- _Directions for this task_: Reproduce the data that follows in its entirety, character for character.

Saved data entries
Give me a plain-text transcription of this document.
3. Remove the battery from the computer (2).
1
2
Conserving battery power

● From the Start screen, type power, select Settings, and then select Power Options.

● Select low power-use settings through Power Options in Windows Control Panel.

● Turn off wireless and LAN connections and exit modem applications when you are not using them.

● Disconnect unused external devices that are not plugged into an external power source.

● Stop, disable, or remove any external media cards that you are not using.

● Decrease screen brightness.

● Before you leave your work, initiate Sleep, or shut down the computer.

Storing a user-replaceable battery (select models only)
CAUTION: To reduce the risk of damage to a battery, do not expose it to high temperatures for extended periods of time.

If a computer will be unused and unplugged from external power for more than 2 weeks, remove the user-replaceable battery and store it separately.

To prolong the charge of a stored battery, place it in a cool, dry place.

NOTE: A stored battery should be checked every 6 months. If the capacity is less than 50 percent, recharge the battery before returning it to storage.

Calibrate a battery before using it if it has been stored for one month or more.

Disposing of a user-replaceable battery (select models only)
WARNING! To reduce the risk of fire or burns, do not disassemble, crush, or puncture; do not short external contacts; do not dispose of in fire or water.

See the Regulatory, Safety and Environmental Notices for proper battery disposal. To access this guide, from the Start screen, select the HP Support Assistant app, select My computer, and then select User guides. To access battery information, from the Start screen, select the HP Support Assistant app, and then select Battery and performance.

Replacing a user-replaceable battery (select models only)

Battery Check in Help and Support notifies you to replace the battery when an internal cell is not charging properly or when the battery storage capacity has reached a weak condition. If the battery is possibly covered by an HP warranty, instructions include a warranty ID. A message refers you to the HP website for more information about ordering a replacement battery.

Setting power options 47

- _Answer to the problem_:
Give me a plain-text transcription of this document.
3. Remove the battery from the computer (2).
1
2
Conserving battery power

● From the Start screen, type power, select Settings, and then select Power Options.

● Select low power-use settings through Power Options in Windows Control Panel.

● Turn off wireless and LAN connections and exit modem applications when you are not using them.

● Disconnect unused external devices that are not plugged into an external power source.

● Stop, disable, or remove any external media cards that you are not using.

● Decrease screen brightness.

● Before you leave your work, initiate Sleep, or shut down the computer.

Storing a user-replaceable battery (select models only)
CAUTION: To reduce the risk of damage to a battery, do not expose it to high temperatures for extended periods of time.

If a computer will be unused and unplugged from external power for more than 2 weeks, remove the user-replaceable battery and store it separately.

To prolong the charge of a stored battery, place it in a cool, dry place.

NOTE: A stored battery should be checked every 6 months. If the capacity is less than 50 percent, recharge the battery before returning it to storage.

Calibrate a battery before using it if it has been stored for one month or more.

Disposing of a user-replaceable battery (select models only)
WARNING! To reduce the risk of fire or burns, do not disassemble, crush, or puncture; do not short external contacts; do not dispose of in fire or water.

See the Regulatory, Safety and Environmental Notices for proper battery disposal. To access this guide, from the Start screen, select the HP Support Assistant app, select My computer, and then select User guides. To access battery information, from the Start screen, select the HP Support Assistant app, and then select Battery and performance.

Replacing a user-replaceable battery (select models only)

Battery Check in Help and Support notifies you to replace the battery when an internal cell is not charging properly or when the battery storage capacity has reached a weak condition. If the battery is possibly covered by an HP warranty, instructions include a warranty ID. A message refers you to the HP website for more information about ordering a replacement battery.

Setting power options 47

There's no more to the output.